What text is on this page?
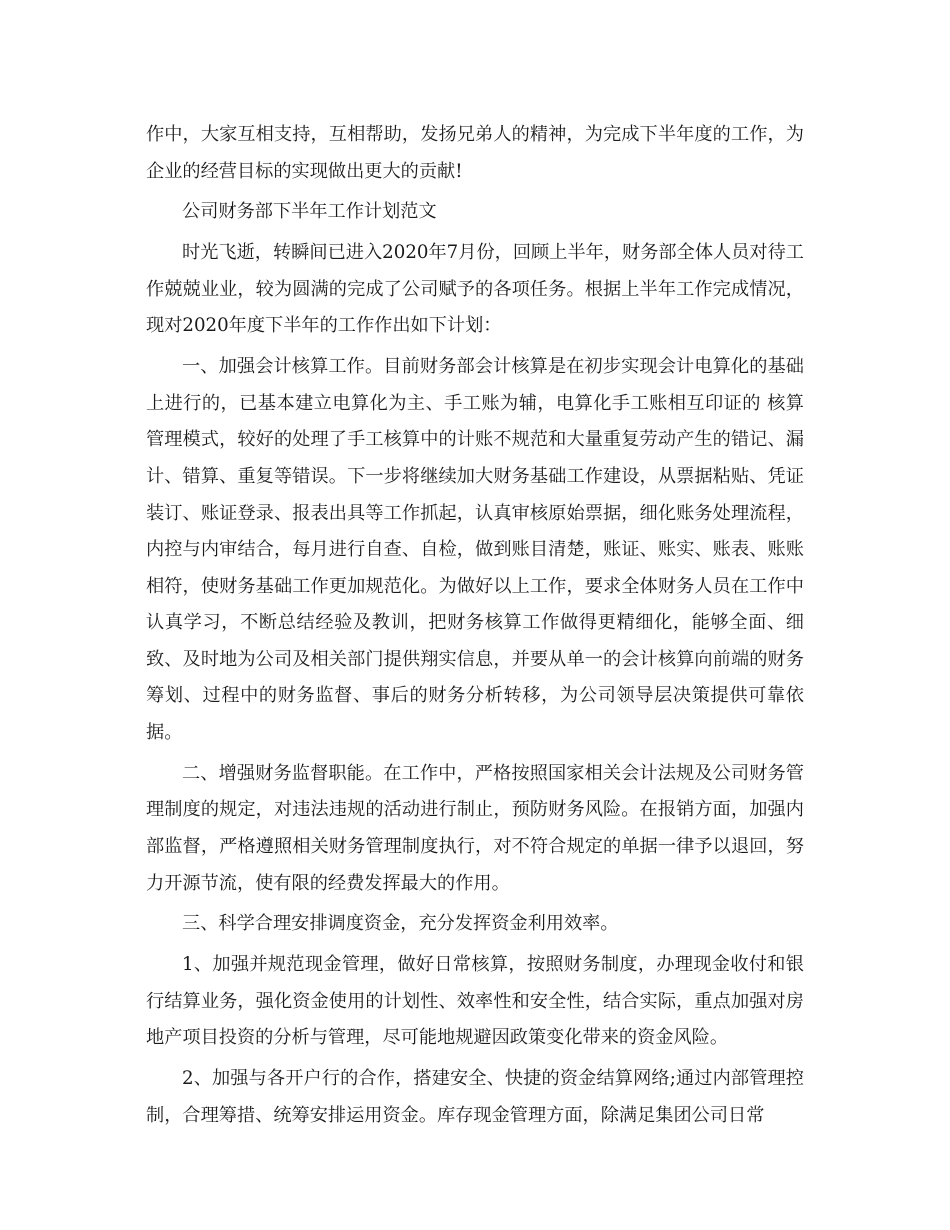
作中，大家互相支持，互相帮助，发扬兄弟人的精神，为完成下半年度的工作，为企业的经营目标的实现做出更大的贡献!

公司财务部下半年工作计划范文

时光飞逝，转瞬间已进入2020年7月份，回顾上半年，财务部全体人员对待工作兢兢业业，较为圆满的完成了公司赋予的各项任务。根据上半年工作完成情况，现对2020年度下半年的工作作出如下计划：

一、加强会计核算工作。目前财务部会计核算是在初步实现会计电算化的基础上进行的，已基本建立电算化为主、手工账为辅，电算化手工账相互印证的 核算管理模式，较好的处理了手工核算中的计账不规范和大量重复劳动产生的错记、漏计、错算、重复等错误。下一步将继续加大财务基础工作建设，从票据粘贴、凭证装订、账证登录、报表出具等工作抓起，认真审核原始票据，细化账务处理流程，内控与内审结合，每月进行自查、自检，做到账目清楚，账证、账实、账表、账账相符，使财务基础工作更加规范化。为做好以上工作，要求全体财务人员在工作中认真学习，不断总结经验及教训，把财务核算工作做得更精细化，能够全面、细致、及时地为公司及相关部门提供翔实信息，并要从单一的会计核算向前端的财务筹划、过程中的财务监督、事后的财务分析转移，为公司领导层决策提供可靠依据。

二、增强财务监督职能。在工作中，严格按照国家相关会计法规及公司财务管理制度的规定，对违法违规的活动进行制止，预防财务风险。在报销方面，加强内部监督，严格遵照相关财务管理制度执行，对不符合规定的单据一律予以退回，努力开源节流，使有限的经费发挥最大的作用。

三、科学合理安排调度资金，充分发挥资金利用效率。

1、加强并规范现金管理，做好日常核算，按照财务制度，办理现金收付和银行结算业务，强化资金使用的计划性、效率性和安全性，结合实际，重点加强对房地产项目投资的分析与管理，尽可能地规避因政策变化带来的资金风险。

2、加强与各开户行的合作，搭建安全、快捷的资金结算网络;通过内部管理控制，合理筹措、统筹安排运用资金。库存现金管理方面，除满足集团公司日常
• • • • •
Goal of the exercise: Leaving the pictures aside, transcribe the entire listing exactly.

Answer to the task:
What text is on this page?
作中，大家互相支持，互相帮助，发扬兄弟人的精神，为完成下半年度的工作，为企业的经营目标的实现做出更大的贡献!

公司财务部下半年工作计划范文

时光飞逝，转瞬间已进入2020年7月份，回顾上半年，财务部全体人员对待工作兢兢业业，较为圆满的完成了公司赋予的各项任务。根据上半年工作完成情况，现对2020年度下半年的工作作出如下计划：

一、加强会计核算工作。目前财务部会计核算是在初步实现会计电算化的基础上进行的，已基本建立电算化为主、手工账为辅，电算化手工账相互印证的 核算管理模式，较好的处理了手工核算中的计账不规范和大量重复劳动产生的错记、漏计、错算、重复等错误。下一步将继续加大财务基础工作建设，从票据粘贴、凭证装订、账证登录、报表出具等工作抓起，认真审核原始票据，细化账务处理流程，内控与内审结合，每月进行自查、自检，做到账目清楚，账证、账实、账表、账账相符，使财务基础工作更加规范化。为做好以上工作，要求全体财务人员在工作中认真学习，不断总结经验及教训，把财务核算工作做得更精细化，能够全面、细致、及时地为公司及相关部门提供翔实信息，并要从单一的会计核算向前端的财务筹划、过程中的财务监督、事后的财务分析转移，为公司领导层决策提供可靠依据。

二、增强财务监督职能。在工作中，严格按照国家相关会计法规及公司财务管理制度的规定，对违法违规的活动进行制止，预防财务风险。在报销方面，加强内部监督，严格遵照相关财务管理制度执行，对不符合规定的单据一律予以退回，努力开源节流，使有限的经费发挥最大的作用。

三、科学合理安排调度资金，充分发挥资金利用效率。

1、加强并规范现金管理，做好日常核算，按照财务制度，办理现金收付和银行结算业务，强化资金使用的计划性、效率性和安全性，结合实际，重点加强对房地产项目投资的分析与管理，尽可能地规避因政策变化带来的资金风险。

2、加强与各开户行的合作，搭建安全、快捷的资金结算网络;通过内部管理控制，合理筹措、统筹安排运用资金。库存现金管理方面，除满足集团公司日常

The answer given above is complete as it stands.